◆ THE EXERCISE: Retype the material that follows, keeping every word as it is.

◆ Lines of data:
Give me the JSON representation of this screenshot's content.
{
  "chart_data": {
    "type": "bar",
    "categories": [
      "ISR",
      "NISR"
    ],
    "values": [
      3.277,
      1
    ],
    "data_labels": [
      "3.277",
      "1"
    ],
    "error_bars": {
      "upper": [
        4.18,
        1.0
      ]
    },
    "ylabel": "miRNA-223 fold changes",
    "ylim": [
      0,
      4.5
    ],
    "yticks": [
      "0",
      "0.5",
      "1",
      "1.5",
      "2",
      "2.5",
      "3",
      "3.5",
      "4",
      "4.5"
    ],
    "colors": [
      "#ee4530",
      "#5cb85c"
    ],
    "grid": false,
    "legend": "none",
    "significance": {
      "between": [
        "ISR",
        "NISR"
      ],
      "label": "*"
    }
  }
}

◆ RESPONSE TO THE EXERCISE:
Give me the JSON representation of this screenshot's content.
{
  "chart_data": {
    "type": "bar",
    "categories": [
      "ISR",
      "NISR"
    ],
    "values": [
      3.277,
      1
    ],
    "data_labels": [
      "3.277",
      "1"
    ],
    "error_bars": {
      "upper": [
        4.18,
        1.0
      ]
    },
    "ylabel": "miRNA-223 fold changes",
    "ylim": [
      0,
      4.5
    ],
    "yticks": [
      "0",
      "0.5",
      "1",
      "1.5",
      "2",
      "2.5",
      "3",
      "3.5",
      "4",
      "4.5"
    ],
    "colors": [
      "#ee4530",
      "#5cb85c"
    ],
    "grid": false,
    "legend": "none",
    "significance": {
      "between": [
        "ISR",
        "NISR"
      ],
      "label": "*"
    }
  }
}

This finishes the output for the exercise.